- [OBJECTIVE]:
Gather up all lines that carry the word "chat".

- [RECORDS SHOWN]:

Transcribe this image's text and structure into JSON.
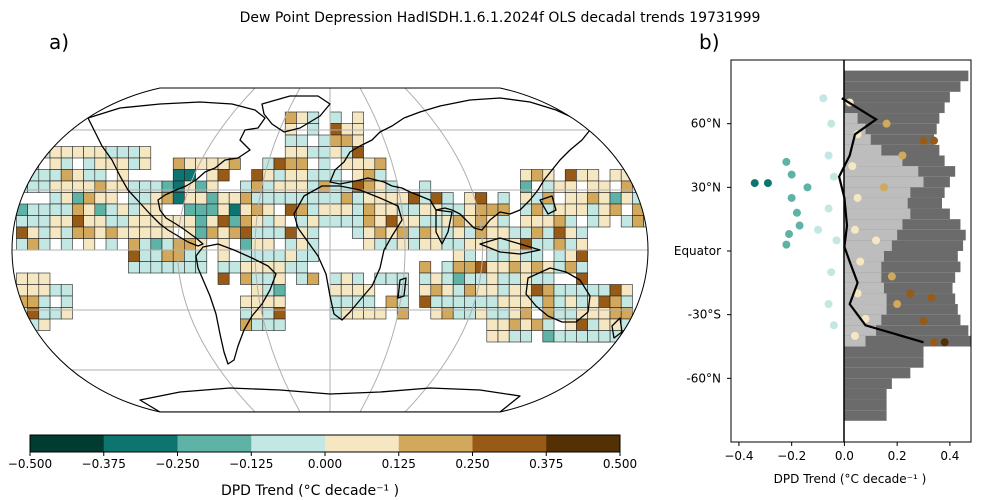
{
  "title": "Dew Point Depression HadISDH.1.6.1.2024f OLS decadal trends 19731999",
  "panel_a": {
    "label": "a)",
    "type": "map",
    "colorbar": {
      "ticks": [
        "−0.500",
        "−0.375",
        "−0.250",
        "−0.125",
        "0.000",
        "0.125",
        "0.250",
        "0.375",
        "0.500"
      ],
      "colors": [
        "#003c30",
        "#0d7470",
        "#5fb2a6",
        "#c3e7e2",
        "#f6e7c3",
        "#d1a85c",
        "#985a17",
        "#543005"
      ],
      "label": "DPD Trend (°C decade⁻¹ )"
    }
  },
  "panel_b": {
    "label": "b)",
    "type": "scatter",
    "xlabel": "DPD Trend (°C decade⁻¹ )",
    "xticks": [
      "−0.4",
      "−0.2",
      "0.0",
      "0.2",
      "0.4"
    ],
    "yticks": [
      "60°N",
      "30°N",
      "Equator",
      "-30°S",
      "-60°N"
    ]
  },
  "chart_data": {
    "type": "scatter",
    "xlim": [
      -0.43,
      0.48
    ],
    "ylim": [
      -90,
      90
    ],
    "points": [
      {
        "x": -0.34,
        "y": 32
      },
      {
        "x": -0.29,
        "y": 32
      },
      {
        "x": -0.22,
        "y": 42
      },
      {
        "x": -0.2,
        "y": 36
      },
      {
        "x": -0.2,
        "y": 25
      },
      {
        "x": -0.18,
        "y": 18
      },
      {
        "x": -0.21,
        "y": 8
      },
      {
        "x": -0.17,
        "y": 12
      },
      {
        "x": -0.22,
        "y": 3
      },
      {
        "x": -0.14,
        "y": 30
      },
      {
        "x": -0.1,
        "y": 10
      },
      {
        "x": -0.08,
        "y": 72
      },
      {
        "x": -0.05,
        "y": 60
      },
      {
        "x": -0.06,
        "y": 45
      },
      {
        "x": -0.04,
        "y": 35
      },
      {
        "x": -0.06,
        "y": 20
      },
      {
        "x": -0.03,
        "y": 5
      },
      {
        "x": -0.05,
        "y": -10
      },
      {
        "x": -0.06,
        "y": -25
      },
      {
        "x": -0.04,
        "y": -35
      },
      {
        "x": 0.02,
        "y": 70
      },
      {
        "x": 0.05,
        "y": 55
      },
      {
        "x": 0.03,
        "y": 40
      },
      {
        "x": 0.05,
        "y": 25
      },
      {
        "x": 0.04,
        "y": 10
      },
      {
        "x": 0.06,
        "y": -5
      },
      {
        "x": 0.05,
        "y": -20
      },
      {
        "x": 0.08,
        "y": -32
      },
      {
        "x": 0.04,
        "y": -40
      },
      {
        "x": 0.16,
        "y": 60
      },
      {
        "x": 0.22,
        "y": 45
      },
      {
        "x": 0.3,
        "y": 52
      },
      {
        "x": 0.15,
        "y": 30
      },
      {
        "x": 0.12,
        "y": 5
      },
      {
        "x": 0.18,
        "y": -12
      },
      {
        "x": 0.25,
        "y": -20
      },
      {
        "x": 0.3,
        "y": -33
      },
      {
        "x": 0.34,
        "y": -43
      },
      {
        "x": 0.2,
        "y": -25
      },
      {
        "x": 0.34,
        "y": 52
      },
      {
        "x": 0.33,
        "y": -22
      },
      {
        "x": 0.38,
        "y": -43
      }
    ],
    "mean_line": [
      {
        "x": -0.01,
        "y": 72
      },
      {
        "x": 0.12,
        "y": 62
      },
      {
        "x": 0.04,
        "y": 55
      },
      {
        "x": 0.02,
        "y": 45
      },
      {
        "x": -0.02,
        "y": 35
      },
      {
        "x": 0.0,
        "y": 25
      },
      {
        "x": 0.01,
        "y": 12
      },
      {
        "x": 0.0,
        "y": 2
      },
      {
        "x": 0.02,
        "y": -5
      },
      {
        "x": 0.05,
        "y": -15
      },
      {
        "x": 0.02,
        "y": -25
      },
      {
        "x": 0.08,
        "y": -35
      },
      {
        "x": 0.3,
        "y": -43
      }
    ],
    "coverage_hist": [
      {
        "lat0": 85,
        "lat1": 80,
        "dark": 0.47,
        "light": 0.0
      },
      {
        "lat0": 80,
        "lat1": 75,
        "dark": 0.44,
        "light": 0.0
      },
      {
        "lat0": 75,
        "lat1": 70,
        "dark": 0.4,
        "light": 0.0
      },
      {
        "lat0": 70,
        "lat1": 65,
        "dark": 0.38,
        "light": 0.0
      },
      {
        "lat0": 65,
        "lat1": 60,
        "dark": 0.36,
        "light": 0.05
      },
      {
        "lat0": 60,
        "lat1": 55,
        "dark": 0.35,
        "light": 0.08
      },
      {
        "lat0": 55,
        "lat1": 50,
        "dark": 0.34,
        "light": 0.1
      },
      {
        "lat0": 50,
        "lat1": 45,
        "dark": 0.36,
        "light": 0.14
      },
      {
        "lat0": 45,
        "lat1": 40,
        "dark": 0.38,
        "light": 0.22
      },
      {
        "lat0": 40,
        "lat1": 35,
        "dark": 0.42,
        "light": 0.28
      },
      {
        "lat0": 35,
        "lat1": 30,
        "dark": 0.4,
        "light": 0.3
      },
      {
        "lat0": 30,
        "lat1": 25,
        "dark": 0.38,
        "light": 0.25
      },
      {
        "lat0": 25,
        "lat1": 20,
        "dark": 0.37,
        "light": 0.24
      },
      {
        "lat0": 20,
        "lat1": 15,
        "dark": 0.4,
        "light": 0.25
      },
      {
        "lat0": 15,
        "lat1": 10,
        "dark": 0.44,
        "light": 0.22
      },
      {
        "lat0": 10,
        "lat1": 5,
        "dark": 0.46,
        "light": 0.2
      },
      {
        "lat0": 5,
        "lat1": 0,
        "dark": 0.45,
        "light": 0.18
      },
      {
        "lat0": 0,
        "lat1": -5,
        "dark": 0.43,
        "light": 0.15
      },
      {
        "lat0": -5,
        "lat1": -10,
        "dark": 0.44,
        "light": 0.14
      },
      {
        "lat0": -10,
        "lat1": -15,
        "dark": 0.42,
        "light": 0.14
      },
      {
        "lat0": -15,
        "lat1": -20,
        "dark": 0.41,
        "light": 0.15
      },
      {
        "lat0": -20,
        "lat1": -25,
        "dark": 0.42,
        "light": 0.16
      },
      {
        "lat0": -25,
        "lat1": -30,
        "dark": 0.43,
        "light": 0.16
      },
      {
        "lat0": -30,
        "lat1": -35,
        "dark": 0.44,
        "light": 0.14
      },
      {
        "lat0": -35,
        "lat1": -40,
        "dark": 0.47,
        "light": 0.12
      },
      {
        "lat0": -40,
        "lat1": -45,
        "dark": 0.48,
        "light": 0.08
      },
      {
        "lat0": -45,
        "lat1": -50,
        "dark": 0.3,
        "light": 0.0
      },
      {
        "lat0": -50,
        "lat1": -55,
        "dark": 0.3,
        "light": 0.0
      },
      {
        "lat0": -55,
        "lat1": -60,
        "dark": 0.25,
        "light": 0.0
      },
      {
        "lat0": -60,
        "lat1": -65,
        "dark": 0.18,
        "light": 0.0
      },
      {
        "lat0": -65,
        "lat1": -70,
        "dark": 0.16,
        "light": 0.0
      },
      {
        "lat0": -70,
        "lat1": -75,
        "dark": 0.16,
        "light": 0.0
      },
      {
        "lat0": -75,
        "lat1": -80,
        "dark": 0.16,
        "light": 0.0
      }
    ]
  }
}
...
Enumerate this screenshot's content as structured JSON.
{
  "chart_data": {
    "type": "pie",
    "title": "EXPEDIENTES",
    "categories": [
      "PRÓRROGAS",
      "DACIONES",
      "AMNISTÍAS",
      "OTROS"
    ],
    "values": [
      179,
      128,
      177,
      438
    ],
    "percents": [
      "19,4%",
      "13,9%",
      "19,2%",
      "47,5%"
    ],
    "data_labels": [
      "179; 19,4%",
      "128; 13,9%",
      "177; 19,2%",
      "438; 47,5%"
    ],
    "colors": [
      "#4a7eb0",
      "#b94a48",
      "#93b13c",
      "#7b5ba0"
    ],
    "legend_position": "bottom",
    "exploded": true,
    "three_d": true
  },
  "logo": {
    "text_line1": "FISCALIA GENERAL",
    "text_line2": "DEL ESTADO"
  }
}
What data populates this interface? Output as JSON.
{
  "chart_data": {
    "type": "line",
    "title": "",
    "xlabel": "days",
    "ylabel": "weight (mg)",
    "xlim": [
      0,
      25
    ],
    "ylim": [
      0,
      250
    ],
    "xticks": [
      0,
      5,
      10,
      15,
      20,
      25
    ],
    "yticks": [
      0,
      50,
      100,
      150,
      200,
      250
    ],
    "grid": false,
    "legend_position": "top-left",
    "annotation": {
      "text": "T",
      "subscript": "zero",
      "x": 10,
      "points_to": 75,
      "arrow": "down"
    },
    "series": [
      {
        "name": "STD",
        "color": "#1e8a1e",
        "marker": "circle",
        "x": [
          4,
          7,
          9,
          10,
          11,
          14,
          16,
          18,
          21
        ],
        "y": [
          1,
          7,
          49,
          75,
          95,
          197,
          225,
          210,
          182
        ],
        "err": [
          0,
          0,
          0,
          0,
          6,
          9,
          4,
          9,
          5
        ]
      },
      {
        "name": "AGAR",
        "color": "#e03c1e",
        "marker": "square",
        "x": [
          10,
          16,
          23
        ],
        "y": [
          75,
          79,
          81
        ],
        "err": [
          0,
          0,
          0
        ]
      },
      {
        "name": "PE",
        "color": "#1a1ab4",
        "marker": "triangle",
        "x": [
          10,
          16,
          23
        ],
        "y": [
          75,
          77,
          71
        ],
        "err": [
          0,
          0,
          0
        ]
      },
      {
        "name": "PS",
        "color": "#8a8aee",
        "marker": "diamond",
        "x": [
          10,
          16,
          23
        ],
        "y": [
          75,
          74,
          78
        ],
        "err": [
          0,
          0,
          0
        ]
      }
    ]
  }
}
--
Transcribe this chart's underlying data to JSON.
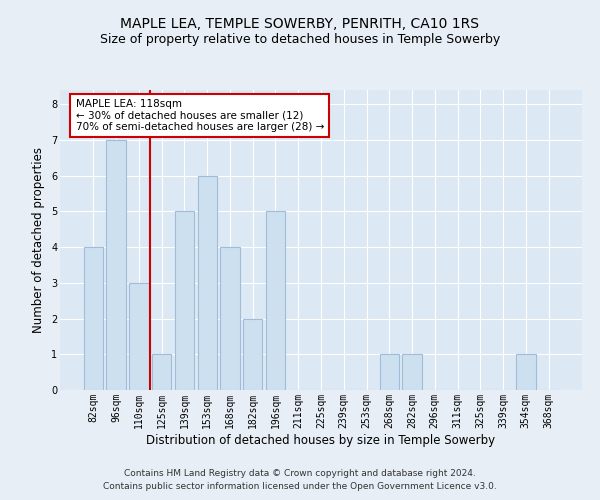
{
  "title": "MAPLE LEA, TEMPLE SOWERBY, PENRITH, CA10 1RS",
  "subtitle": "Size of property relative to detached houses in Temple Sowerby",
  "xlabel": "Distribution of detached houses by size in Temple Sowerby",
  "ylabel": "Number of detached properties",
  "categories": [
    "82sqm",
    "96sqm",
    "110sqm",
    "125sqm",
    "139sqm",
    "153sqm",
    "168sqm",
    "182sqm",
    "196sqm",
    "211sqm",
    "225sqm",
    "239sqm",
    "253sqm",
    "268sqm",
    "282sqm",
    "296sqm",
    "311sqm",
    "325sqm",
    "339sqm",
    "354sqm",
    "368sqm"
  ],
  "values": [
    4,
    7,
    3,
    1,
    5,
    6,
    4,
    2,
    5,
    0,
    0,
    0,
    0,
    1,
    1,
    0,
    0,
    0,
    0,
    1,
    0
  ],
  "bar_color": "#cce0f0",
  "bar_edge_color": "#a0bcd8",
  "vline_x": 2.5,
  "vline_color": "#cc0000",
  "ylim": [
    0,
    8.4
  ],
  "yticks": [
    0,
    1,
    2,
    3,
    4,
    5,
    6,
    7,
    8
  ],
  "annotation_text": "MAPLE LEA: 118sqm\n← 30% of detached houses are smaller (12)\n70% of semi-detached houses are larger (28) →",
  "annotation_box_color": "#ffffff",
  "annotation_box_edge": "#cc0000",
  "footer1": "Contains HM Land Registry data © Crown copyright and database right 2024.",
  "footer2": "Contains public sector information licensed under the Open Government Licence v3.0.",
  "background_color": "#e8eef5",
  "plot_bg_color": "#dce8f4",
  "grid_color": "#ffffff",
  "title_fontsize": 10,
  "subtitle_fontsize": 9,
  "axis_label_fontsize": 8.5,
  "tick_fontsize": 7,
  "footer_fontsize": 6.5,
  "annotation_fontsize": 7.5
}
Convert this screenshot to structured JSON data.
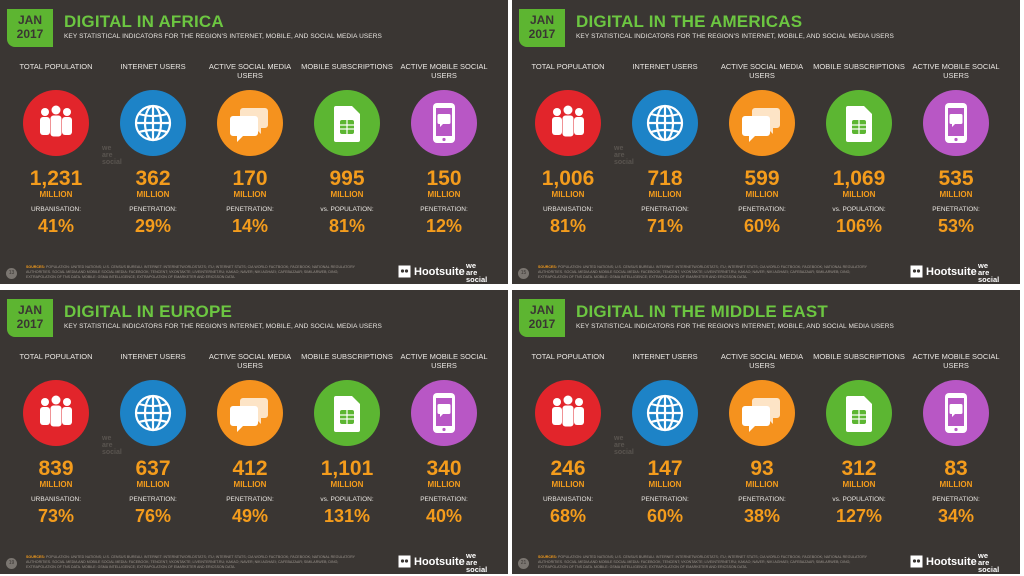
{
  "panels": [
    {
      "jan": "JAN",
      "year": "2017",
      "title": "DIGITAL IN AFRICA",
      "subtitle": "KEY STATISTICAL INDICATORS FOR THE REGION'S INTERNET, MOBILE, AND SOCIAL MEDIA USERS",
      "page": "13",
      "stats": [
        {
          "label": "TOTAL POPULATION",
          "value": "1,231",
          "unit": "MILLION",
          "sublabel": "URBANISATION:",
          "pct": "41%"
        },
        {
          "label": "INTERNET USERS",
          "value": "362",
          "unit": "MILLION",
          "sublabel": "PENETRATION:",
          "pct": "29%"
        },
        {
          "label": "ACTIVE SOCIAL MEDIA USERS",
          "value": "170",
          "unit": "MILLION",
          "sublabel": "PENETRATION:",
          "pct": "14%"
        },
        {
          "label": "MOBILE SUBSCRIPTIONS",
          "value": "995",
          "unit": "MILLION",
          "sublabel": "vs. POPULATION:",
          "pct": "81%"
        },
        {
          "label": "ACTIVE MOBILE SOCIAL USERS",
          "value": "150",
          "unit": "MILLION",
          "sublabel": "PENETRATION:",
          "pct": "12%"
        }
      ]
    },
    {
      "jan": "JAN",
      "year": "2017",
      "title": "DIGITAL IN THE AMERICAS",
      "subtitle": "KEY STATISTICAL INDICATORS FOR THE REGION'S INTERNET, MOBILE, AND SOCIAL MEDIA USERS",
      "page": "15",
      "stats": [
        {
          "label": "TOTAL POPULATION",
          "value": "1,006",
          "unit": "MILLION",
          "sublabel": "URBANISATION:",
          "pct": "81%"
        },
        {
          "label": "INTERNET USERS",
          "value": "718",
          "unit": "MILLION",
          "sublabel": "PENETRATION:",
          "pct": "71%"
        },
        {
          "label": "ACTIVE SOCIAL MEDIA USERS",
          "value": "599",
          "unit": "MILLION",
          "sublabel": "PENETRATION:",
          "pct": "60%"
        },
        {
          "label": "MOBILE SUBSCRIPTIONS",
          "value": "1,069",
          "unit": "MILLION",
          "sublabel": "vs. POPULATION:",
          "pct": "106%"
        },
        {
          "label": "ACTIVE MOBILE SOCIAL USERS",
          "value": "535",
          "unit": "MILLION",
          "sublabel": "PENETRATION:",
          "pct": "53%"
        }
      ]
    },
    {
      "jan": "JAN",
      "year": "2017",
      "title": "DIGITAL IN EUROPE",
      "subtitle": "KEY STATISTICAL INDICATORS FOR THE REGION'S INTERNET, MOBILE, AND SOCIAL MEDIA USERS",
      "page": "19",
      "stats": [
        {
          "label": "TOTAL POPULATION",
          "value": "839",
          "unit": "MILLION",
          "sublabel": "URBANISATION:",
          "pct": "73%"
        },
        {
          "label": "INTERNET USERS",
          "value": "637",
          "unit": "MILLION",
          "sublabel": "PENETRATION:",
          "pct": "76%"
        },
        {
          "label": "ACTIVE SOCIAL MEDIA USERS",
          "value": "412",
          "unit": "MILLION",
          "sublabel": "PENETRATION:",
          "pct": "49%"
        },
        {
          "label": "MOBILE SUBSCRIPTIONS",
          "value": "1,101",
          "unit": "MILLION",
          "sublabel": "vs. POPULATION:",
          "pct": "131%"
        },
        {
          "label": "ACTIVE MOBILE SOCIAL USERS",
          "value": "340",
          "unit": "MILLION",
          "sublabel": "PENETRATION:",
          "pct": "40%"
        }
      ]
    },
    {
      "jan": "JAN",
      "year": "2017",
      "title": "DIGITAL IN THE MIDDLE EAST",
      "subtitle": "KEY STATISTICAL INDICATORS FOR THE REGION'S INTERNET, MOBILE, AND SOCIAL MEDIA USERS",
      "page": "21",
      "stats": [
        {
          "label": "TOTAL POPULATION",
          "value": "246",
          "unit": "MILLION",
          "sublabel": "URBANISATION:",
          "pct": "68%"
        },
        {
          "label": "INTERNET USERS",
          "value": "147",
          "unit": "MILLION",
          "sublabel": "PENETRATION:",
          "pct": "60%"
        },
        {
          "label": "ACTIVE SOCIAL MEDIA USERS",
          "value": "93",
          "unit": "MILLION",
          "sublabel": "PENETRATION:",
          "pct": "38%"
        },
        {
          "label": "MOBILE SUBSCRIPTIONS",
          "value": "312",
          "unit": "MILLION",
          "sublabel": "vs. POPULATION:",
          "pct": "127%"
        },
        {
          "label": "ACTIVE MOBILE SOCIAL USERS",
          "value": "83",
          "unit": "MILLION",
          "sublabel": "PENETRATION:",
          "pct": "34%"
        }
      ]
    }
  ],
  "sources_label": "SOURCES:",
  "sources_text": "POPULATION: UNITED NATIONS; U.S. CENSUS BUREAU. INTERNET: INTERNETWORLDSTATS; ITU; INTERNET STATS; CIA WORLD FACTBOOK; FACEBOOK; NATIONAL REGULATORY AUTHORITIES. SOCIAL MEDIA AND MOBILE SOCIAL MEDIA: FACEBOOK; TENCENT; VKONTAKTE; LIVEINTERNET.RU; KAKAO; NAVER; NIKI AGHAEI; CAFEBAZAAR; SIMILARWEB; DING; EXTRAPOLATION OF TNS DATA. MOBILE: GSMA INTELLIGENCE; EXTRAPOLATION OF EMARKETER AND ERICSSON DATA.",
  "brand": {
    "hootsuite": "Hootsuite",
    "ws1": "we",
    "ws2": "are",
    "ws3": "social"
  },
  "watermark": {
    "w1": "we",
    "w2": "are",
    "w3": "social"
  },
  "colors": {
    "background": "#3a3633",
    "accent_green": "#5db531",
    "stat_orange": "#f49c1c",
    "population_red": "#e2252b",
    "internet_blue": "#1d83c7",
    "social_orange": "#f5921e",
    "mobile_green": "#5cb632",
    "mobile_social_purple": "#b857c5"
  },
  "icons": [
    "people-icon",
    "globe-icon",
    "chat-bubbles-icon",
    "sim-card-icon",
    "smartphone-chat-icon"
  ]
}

- [THE RESULT]:
    "chat-bubbles-icon",
    "smartphone-chat-icon"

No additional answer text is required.